# What you will do
Everything in the listing except the pictures should be written out exactly.

* Begin *

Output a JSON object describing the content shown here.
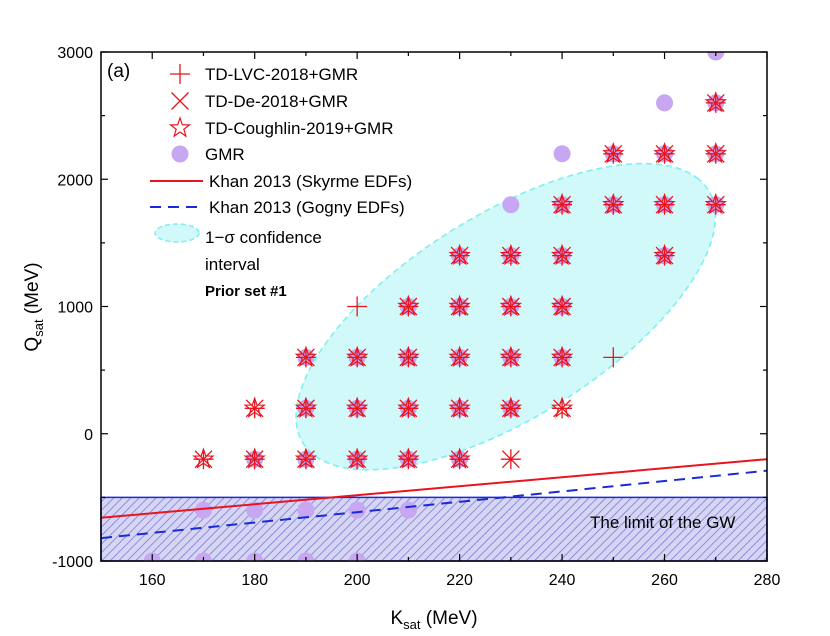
{
  "chart_data": {
    "type": "scatter",
    "panel_label": "(a)",
    "xlabel": {
      "main": "K",
      "sub": "sat",
      "unit": " (MeV)"
    },
    "ylabel": {
      "main": "Q",
      "sub": "sat",
      "unit": " (MeV)"
    },
    "xlim": [
      150,
      280
    ],
    "ylim": [
      -1000,
      3000
    ],
    "xticks": [
      160,
      180,
      200,
      220,
      240,
      260,
      280
    ],
    "yticks": [
      -1000,
      0,
      1000,
      2000,
      3000
    ],
    "ytick_labels": [
      "-1000",
      "0",
      "1000",
      "2000",
      "3000"
    ],
    "colors": {
      "red": "#e8141e",
      "violet": "#c7a6f2",
      "blue": "#1a2ad6",
      "cyan": "#7feff0",
      "band": "#8f8fe0"
    },
    "legend": {
      "series": [
        "TD-LVC-2018+GMR",
        "TD-De-2018+GMR",
        "TD-Coughlin-2019+GMR",
        "GMR"
      ],
      "lines": [
        "Khan 2013 (Skyrme EDFs)",
        "Khan 2013 (Gogny EDFs)"
      ],
      "ellipse_line1": "1−σ confidence",
      "ellipse_line2": "interval",
      "prior": "Prior set #1"
    },
    "band_label": "The limit of the GW",
    "band_range": [
      -1000,
      -500
    ],
    "series": [
      {
        "name": "TD-LVC-2018+GMR",
        "marker": "plus",
        "points": [
          [
            170,
            -200
          ],
          [
            180,
            -200
          ],
          [
            190,
            -200
          ],
          [
            200,
            -200
          ],
          [
            210,
            -200
          ],
          [
            220,
            -200
          ],
          [
            230,
            -200
          ],
          [
            180,
            200
          ],
          [
            190,
            200
          ],
          [
            200,
            200
          ],
          [
            210,
            200
          ],
          [
            220,
            200
          ],
          [
            230,
            200
          ],
          [
            240,
            200
          ],
          [
            190,
            600
          ],
          [
            200,
            600
          ],
          [
            210,
            600
          ],
          [
            220,
            600
          ],
          [
            230,
            600
          ],
          [
            240,
            600
          ],
          [
            250,
            600
          ],
          [
            200,
            1000
          ],
          [
            210,
            1000
          ],
          [
            220,
            1000
          ],
          [
            230,
            1000
          ],
          [
            240,
            1000
          ],
          [
            220,
            1400
          ],
          [
            230,
            1400
          ],
          [
            240,
            1400
          ],
          [
            260,
            1400
          ],
          [
            240,
            1800
          ],
          [
            250,
            1800
          ],
          [
            260,
            1800
          ],
          [
            270,
            1800
          ],
          [
            250,
            2200
          ],
          [
            260,
            2200
          ],
          [
            270,
            2200
          ],
          [
            270,
            2600
          ]
        ]
      },
      {
        "name": "TD-De-2018+GMR",
        "marker": "cross",
        "points": [
          [
            170,
            -200
          ],
          [
            180,
            -200
          ],
          [
            190,
            -200
          ],
          [
            200,
            -200
          ],
          [
            210,
            -200
          ],
          [
            220,
            -200
          ],
          [
            230,
            -200
          ],
          [
            180,
            200
          ],
          [
            190,
            200
          ],
          [
            200,
            200
          ],
          [
            210,
            200
          ],
          [
            220,
            200
          ],
          [
            230,
            200
          ],
          [
            240,
            200
          ],
          [
            190,
            600
          ],
          [
            200,
            600
          ],
          [
            210,
            600
          ],
          [
            220,
            600
          ],
          [
            230,
            600
          ],
          [
            240,
            600
          ],
          [
            210,
            1000
          ],
          [
            220,
            1000
          ],
          [
            230,
            1000
          ],
          [
            240,
            1000
          ],
          [
            220,
            1400
          ],
          [
            230,
            1400
          ],
          [
            240,
            1400
          ],
          [
            260,
            1400
          ],
          [
            240,
            1800
          ],
          [
            250,
            1800
          ],
          [
            260,
            1800
          ],
          [
            270,
            1800
          ],
          [
            250,
            2200
          ],
          [
            260,
            2200
          ],
          [
            270,
            2200
          ],
          [
            270,
            2600
          ]
        ]
      },
      {
        "name": "TD-Coughlin-2019+GMR",
        "marker": "star",
        "points": [
          [
            170,
            -200
          ],
          [
            180,
            -200
          ],
          [
            190,
            -200
          ],
          [
            200,
            -200
          ],
          [
            210,
            -200
          ],
          [
            220,
            -200
          ],
          [
            180,
            200
          ],
          [
            190,
            200
          ],
          [
            200,
            200
          ],
          [
            210,
            200
          ],
          [
            220,
            200
          ],
          [
            230,
            200
          ],
          [
            240,
            200
          ],
          [
            190,
            600
          ],
          [
            200,
            600
          ],
          [
            210,
            600
          ],
          [
            220,
            600
          ],
          [
            230,
            600
          ],
          [
            240,
            600
          ],
          [
            210,
            1000
          ],
          [
            220,
            1000
          ],
          [
            230,
            1000
          ],
          [
            240,
            1000
          ],
          [
            220,
            1400
          ],
          [
            230,
            1400
          ],
          [
            240,
            1400
          ],
          [
            260,
            1400
          ],
          [
            240,
            1800
          ],
          [
            250,
            1800
          ],
          [
            260,
            1800
          ],
          [
            270,
            1800
          ],
          [
            250,
            2200
          ],
          [
            260,
            2200
          ],
          [
            270,
            2200
          ],
          [
            270,
            2600
          ]
        ]
      },
      {
        "name": "GMR",
        "marker": "circle",
        "points": [
          [
            160,
            -1000
          ],
          [
            170,
            -1000
          ],
          [
            180,
            -1000
          ],
          [
            190,
            -1000
          ],
          [
            200,
            -1000
          ],
          [
            170,
            -600
          ],
          [
            180,
            -600
          ],
          [
            190,
            -600
          ],
          [
            200,
            -600
          ],
          [
            210,
            -600
          ],
          [
            180,
            -200
          ],
          [
            190,
            -200
          ],
          [
            200,
            -200
          ],
          [
            210,
            -200
          ],
          [
            220,
            -200
          ],
          [
            190,
            200
          ],
          [
            200,
            200
          ],
          [
            210,
            200
          ],
          [
            220,
            200
          ],
          [
            230,
            200
          ],
          [
            190,
            600
          ],
          [
            200,
            600
          ],
          [
            210,
            600
          ],
          [
            220,
            600
          ],
          [
            230,
            600
          ],
          [
            240,
            600
          ],
          [
            210,
            1000
          ],
          [
            220,
            1000
          ],
          [
            230,
            1000
          ],
          [
            240,
            1000
          ],
          [
            220,
            1400
          ],
          [
            230,
            1400
          ],
          [
            240,
            1400
          ],
          [
            260,
            1400
          ],
          [
            230,
            1800
          ],
          [
            240,
            1800
          ],
          [
            250,
            1800
          ],
          [
            260,
            1800
          ],
          [
            270,
            1800
          ],
          [
            240,
            2200
          ],
          [
            250,
            2200
          ],
          [
            260,
            2200
          ],
          [
            270,
            2200
          ],
          [
            260,
            2600
          ],
          [
            270,
            2600
          ],
          [
            270,
            3000
          ]
        ]
      }
    ],
    "lines": [
      {
        "name": "Khan 2013 (Skyrme EDFs)",
        "style": "solid",
        "points": [
          [
            150,
            -660
          ],
          [
            280,
            -200
          ]
        ]
      },
      {
        "name": "Khan 2013 (Gogny EDFs)",
        "style": "dashed",
        "points": [
          [
            150,
            -820
          ],
          [
            280,
            -290
          ]
        ]
      }
    ],
    "ellipse": {
      "name": "1−σ confidence interval",
      "center": [
        229,
        920
      ],
      "semi_major_x": 51.5,
      "semi_minor_x": 23.5,
      "angle_deg": 43
    }
  }
}
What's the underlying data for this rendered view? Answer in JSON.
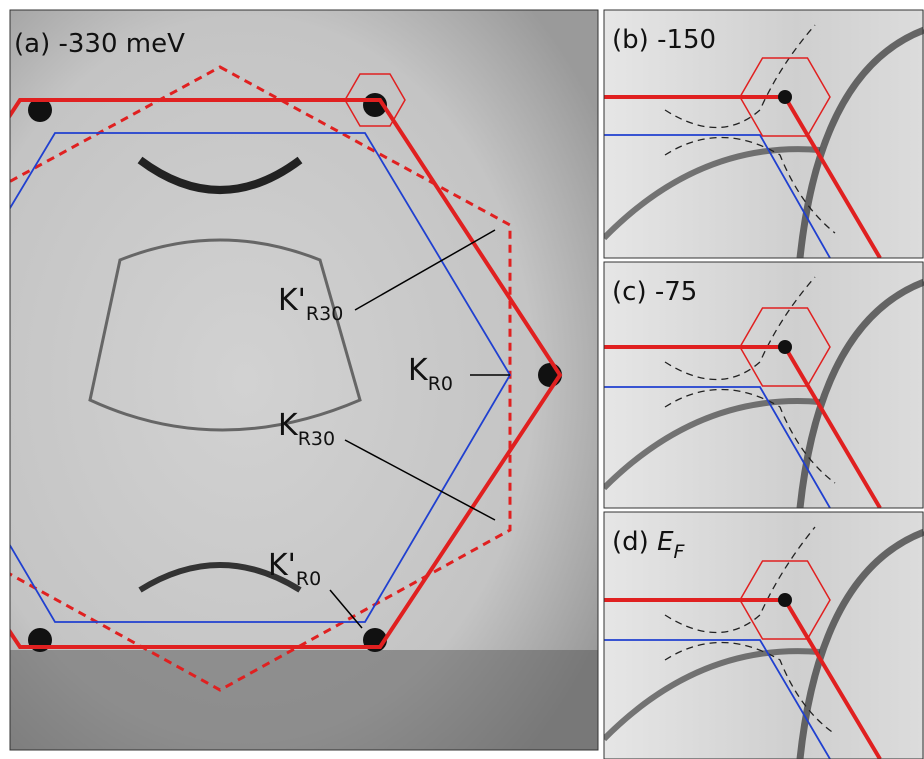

* End *

# Response
Output a JSON object describing the content shown here.
{
  "chart_data": {
    "type": "scatter",
    "panel_label": "(a)",
    "xlabel": {
      "main": "K",
      "sub": "sat",
      "unit": " (MeV)"
    },
    "ylabel": {
      "main": "Q",
      "sub": "sat",
      "unit": " (MeV)"
    },
    "xlim": [
      150,
      280
    ],
    "ylim": [
      -1000,
      3000
    ],
    "xticks": [
      160,
      180,
      200,
      220,
      240,
      260,
      280
    ],
    "yticks": [
      -1000,
      0,
      1000,
      2000,
      3000
    ],
    "ytick_labels": [
      "-1000",
      "0",
      "1000",
      "2000",
      "3000"
    ],
    "colors": {
      "red": "#e8141e",
      "violet": "#c7a6f2",
      "blue": "#1a2ad6",
      "cyan": "#7feff0",
      "band": "#8f8fe0"
    },
    "legend": {
      "series": [
        "TD-LVC-2018+GMR",
        "TD-De-2018+GMR",
        "TD-Coughlin-2019+GMR",
        "GMR"
      ],
      "lines": [
        "Khan 2013 (Skyrme EDFs)",
        "Khan 2013 (Gogny EDFs)"
      ],
      "ellipse_line1": "1−σ confidence",
      "ellipse_line2": "interval",
      "prior": "Prior set #1"
    },
    "band_label": "The limit of the GW",
    "band_range": [
      -1000,
      -500
    ],
    "series": [
      {
        "name": "TD-LVC-2018+GMR",
        "marker": "plus",
        "points": [
          [
            170,
            -200
          ],
          [
            180,
            -200
          ],
          [
            190,
            -200
          ],
          [
            200,
            -200
          ],
          [
            210,
            -200
          ],
          [
            220,
            -200
          ],
          [
            230,
            -200
          ],
          [
            180,
            200
          ],
          [
            190,
            200
          ],
          [
            200,
            200
          ],
          [
            210,
            200
          ],
          [
            220,
            200
          ],
          [
            230,
            200
          ],
          [
            240,
            200
          ],
          [
            190,
            600
          ],
          [
            200,
            600
          ],
          [
            210,
            600
          ],
          [
            220,
            600
          ],
          [
            230,
            600
          ],
          [
            240,
            600
          ],
          [
            250,
            600
          ],
          [
            200,
            1000
          ],
          [
            210,
            1000
          ],
          [
            220,
            1000
          ],
          [
            230,
            1000
          ],
          [
            240,
            1000
          ],
          [
            220,
            1400
          ],
          [
            230,
            1400
          ],
          [
            240,
            1400
          ],
          [
            260,
            1400
          ],
          [
            240,
            1800
          ],
          [
            250,
            1800
          ],
          [
            260,
            1800
          ],
          [
            270,
            1800
          ],
          [
            250,
            2200
          ],
          [
            260,
            2200
          ],
          [
            270,
            2200
          ],
          [
            270,
            2600
          ]
        ]
      },
      {
        "name": "TD-De-2018+GMR",
        "marker": "cross",
        "points": [
          [
            170,
            -200
          ],
          [
            180,
            -200
          ],
          [
            190,
            -200
          ],
          [
            200,
            -200
          ],
          [
            210,
            -200
          ],
          [
            220,
            -200
          ],
          [
            230,
            -200
          ],
          [
            180,
            200
          ],
          [
            190,
            200
          ],
          [
            200,
            200
          ],
          [
            210,
            200
          ],
          [
            220,
            200
          ],
          [
            230,
            200
          ],
          [
            240,
            200
          ],
          [
            190,
            600
          ],
          [
            200,
            600
          ],
          [
            210,
            600
          ],
          [
            220,
            600
          ],
          [
            230,
            600
          ],
          [
            240,
            600
          ],
          [
            210,
            1000
          ],
          [
            220,
            1000
          ],
          [
            230,
            1000
          ],
          [
            240,
            1000
          ],
          [
            220,
            1400
          ],
          [
            230,
            1400
          ],
          [
            240,
            1400
          ],
          [
            260,
            1400
          ],
          [
            240,
            1800
          ],
          [
            250,
            1800
          ],
          [
            260,
            1800
          ],
          [
            270,
            1800
          ],
          [
            250,
            2200
          ],
          [
            260,
            2200
          ],
          [
            270,
            2200
          ],
          [
            270,
            2600
          ]
        ]
      },
      {
        "name": "TD-Coughlin-2019+GMR",
        "marker": "star",
        "points": [
          [
            170,
            -200
          ],
          [
            180,
            -200
          ],
          [
            190,
            -200
          ],
          [
            200,
            -200
          ],
          [
            210,
            -200
          ],
          [
            220,
            -200
          ],
          [
            180,
            200
          ],
          [
            190,
            200
          ],
          [
            200,
            200
          ],
          [
            210,
            200
          ],
          [
            220,
            200
          ],
          [
            230,
            200
          ],
          [
            240,
            200
          ],
          [
            190,
            600
          ],
          [
            200,
            600
          ],
          [
            210,
            600
          ],
          [
            220,
            600
          ],
          [
            230,
            600
          ],
          [
            240,
            600
          ],
          [
            210,
            1000
          ],
          [
            220,
            1000
          ],
          [
            230,
            1000
          ],
          [
            240,
            1000
          ],
          [
            220,
            1400
          ],
          [
            230,
            1400
          ],
          [
            240,
            1400
          ],
          [
            260,
            1400
          ],
          [
            240,
            1800
          ],
          [
            250,
            1800
          ],
          [
            260,
            1800
          ],
          [
            270,
            1800
          ],
          [
            250,
            2200
          ],
          [
            260,
            2200
          ],
          [
            270,
            2200
          ],
          [
            270,
            2600
          ]
        ]
      },
      {
        "name": "GMR",
        "marker": "circle",
        "points": [
          [
            160,
            -1000
          ],
          [
            170,
            -1000
          ],
          [
            180,
            -1000
          ],
          [
            190,
            -1000
          ],
          [
            200,
            -1000
          ],
          [
            170,
            -600
          ],
          [
            180,
            -600
          ],
          [
            190,
            -600
          ],
          [
            200,
            -600
          ],
          [
            210,
            -600
          ],
          [
            180,
            -200
          ],
          [
            190,
            -200
          ],
          [
            200,
            -200
          ],
          [
            210,
            -200
          ],
          [
            220,
            -200
          ],
          [
            190,
            200
          ],
          [
            200,
            200
          ],
          [
            210,
            200
          ],
          [
            220,
            200
          ],
          [
            230,
            200
          ],
          [
            190,
            600
          ],
          [
            200,
            600
          ],
          [
            210,
            600
          ],
          [
            220,
            600
          ],
          [
            230,
            600
          ],
          [
            240,
            600
          ],
          [
            210,
            1000
          ],
          [
            220,
            1000
          ],
          [
            230,
            1000
          ],
          [
            240,
            1000
          ],
          [
            220,
            1400
          ],
          [
            230,
            1400
          ],
          [
            240,
            1400
          ],
          [
            260,
            1400
          ],
          [
            230,
            1800
          ],
          [
            240,
            1800
          ],
          [
            250,
            1800
          ],
          [
            260,
            1800
          ],
          [
            270,
            1800
          ],
          [
            240,
            2200
          ],
          [
            250,
            2200
          ],
          [
            260,
            2200
          ],
          [
            270,
            2200
          ],
          [
            260,
            2600
          ],
          [
            270,
            2600
          ],
          [
            270,
            3000
          ]
        ]
      }
    ],
    "lines": [
      {
        "name": "Khan 2013 (Skyrme EDFs)",
        "style": "solid",
        "points": [
          [
            150,
            -660
          ],
          [
            280,
            -200
          ]
        ]
      },
      {
        "name": "Khan 2013 (Gogny EDFs)",
        "style": "dashed",
        "points": [
          [
            150,
            -820
          ],
          [
            280,
            -290
          ]
        ]
      }
    ],
    "ellipse": {
      "name": "1−σ confidence interval",
      "center": [
        229,
        920
      ],
      "semi_major_x": 51.5,
      "semi_minor_x": 23.5,
      "angle_deg": 43
    }
  }
}
What's the underlying data for this rendered view? Answer in JSON.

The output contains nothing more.